[Figure data in JSON]
==========

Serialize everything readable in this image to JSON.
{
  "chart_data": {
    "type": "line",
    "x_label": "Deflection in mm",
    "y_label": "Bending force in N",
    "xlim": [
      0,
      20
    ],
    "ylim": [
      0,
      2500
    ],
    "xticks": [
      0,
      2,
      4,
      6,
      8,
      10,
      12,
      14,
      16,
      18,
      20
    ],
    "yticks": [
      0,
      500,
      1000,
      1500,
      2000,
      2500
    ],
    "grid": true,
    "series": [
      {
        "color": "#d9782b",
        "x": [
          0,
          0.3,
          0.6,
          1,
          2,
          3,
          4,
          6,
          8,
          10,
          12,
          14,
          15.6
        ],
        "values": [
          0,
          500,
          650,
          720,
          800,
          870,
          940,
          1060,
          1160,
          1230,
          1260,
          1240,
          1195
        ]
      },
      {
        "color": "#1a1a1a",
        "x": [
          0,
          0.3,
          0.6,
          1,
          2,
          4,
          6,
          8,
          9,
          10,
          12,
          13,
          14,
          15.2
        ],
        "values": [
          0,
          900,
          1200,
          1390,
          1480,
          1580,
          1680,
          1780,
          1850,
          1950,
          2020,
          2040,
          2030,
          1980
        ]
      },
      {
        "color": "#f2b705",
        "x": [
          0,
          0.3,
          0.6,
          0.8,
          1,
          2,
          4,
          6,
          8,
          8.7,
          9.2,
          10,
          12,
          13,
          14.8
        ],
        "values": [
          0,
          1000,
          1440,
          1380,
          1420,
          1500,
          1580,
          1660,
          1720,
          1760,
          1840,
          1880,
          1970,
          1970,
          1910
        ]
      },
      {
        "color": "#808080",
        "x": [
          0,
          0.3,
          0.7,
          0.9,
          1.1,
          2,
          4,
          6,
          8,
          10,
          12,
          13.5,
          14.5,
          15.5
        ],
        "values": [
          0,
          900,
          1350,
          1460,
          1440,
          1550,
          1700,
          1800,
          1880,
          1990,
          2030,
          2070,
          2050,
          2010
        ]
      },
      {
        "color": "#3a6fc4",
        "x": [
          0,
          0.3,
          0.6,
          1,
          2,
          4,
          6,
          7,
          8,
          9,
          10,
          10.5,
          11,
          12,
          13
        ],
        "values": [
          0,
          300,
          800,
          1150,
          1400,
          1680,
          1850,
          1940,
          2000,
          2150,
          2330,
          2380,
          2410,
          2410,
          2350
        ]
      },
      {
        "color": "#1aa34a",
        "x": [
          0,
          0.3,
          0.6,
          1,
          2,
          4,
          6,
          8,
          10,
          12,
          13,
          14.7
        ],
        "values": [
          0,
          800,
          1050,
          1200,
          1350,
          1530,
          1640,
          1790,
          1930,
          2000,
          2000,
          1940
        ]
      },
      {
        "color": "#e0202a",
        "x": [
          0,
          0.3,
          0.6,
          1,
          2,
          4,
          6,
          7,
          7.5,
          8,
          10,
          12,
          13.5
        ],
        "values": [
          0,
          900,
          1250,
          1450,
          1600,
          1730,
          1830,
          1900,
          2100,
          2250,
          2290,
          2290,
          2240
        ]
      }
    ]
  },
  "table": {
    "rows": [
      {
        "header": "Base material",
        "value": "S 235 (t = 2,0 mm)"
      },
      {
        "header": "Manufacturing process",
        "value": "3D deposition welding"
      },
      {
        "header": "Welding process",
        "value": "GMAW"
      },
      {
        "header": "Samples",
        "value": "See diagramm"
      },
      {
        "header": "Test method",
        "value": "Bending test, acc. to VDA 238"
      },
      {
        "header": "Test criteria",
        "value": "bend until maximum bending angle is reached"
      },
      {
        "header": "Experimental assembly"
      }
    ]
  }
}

==========

▶ _To be done_: Which lines hold the word "process"? Copy all of them.

▶ _Answer to the task_:
        "header": "Manufacturing process",
        "header": "Welding process",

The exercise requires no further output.